Dataset items
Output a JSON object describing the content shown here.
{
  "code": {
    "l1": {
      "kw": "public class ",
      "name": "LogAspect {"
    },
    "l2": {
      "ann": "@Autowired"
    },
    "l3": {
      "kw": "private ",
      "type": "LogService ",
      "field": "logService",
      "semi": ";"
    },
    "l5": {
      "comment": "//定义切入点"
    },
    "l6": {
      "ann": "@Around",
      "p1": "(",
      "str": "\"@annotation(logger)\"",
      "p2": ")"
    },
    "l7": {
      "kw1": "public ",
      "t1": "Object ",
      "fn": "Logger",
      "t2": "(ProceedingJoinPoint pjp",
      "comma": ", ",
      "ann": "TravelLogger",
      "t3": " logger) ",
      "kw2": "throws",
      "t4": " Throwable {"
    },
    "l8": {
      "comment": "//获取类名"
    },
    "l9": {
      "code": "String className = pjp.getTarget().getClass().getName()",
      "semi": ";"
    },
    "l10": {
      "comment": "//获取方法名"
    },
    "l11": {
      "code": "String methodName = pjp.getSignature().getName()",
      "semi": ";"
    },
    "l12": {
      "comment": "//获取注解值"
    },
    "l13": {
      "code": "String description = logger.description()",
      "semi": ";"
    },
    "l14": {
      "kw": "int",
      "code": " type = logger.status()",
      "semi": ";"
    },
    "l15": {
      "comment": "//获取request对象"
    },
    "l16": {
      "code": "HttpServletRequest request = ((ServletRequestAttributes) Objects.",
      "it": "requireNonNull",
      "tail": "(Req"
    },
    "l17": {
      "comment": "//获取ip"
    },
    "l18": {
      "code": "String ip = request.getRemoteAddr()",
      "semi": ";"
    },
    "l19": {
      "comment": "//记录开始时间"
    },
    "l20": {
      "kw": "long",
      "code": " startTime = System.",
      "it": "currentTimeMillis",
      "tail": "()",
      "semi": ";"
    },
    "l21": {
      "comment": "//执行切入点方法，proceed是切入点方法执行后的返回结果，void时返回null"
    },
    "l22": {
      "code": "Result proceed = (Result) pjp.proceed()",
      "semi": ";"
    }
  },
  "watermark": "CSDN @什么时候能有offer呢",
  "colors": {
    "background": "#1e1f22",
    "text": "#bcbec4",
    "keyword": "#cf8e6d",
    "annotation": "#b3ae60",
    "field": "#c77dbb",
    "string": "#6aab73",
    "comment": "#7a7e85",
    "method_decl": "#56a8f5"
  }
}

Goal of the exercise
Recopy the entries above exactly, with every line included.

In response
Output a JSON object describing the content shown here.
{
  "code": {
    "l1": {
      "kw": "public class ",
      "name": "LogAspect {"
    },
    "l2": {
      "ann": "@Autowired"
    },
    "l3": {
      "kw": "private ",
      "type": "LogService ",
      "field": "logService",
      "semi": ";"
    },
    "l5": {
      "comment": "//定义切入点"
    },
    "l6": {
      "ann": "@Around",
      "p1": "(",
      "str": "\"@annotation(logger)\"",
      "p2": ")"
    },
    "l7": {
      "kw1": "public ",
      "t1": "Object ",
      "fn": "Logger",
      "t2": "(ProceedingJoinPoint pjp",
      "comma": ", ",
      "ann": "TravelLogger",
      "t3": " logger) ",
      "kw2": "throws",
      "t4": " Throwable {"
    },
    "l8": {
      "comment": "//获取类名"
    },
    "l9": {
      "code": "String className = pjp.getTarget().getClass().getName()",
      "semi": ";"
    },
    "l10": {
      "comment": "//获取方法名"
    },
    "l11": {
      "code": "String methodName = pjp.getSignature().getName()",
      "semi": ";"
    },
    "l12": {
      "comment": "//获取注解值"
    },
    "l13": {
      "code": "String description = logger.description()",
      "semi": ";"
    },
    "l14": {
      "kw": "int",
      "code": " type = logger.status()",
      "semi": ";"
    },
    "l15": {
      "comment": "//获取request对象"
    },
    "l16": {
      "code": "HttpServletRequest request = ((ServletRequestAttributes) Objects.",
      "it": "requireNonNull",
      "tail": "(Req"
    },
    "l17": {
      "comment": "//获取ip"
    },
    "l18": {
      "code": "String ip = request.getRemoteAddr()",
      "semi": ";"
    },
    "l19": {
      "comment": "//记录开始时间"
    },
    "l20": {
      "kw": "long",
      "code": " startTime = System.",
      "it": "currentTimeMillis",
      "tail": "()",
      "semi": ";"
    },
    "l21": {
      "comment": "//执行切入点方法，proceed是切入点方法执行后的返回结果，void时返回null"
    },
    "l22": {
      "code": "Result proceed = (Result) pjp.proceed()",
      "semi": ";"
    }
  },
  "watermark": "CSDN @什么时候能有offer呢",
  "colors": {
    "background": "#1e1f22",
    "text": "#bcbec4",
    "keyword": "#cf8e6d",
    "annotation": "#b3ae60",
    "field": "#c77dbb",
    "string": "#6aab73",
    "comment": "#7a7e85",
    "method_decl": "#56a8f5"
  }
}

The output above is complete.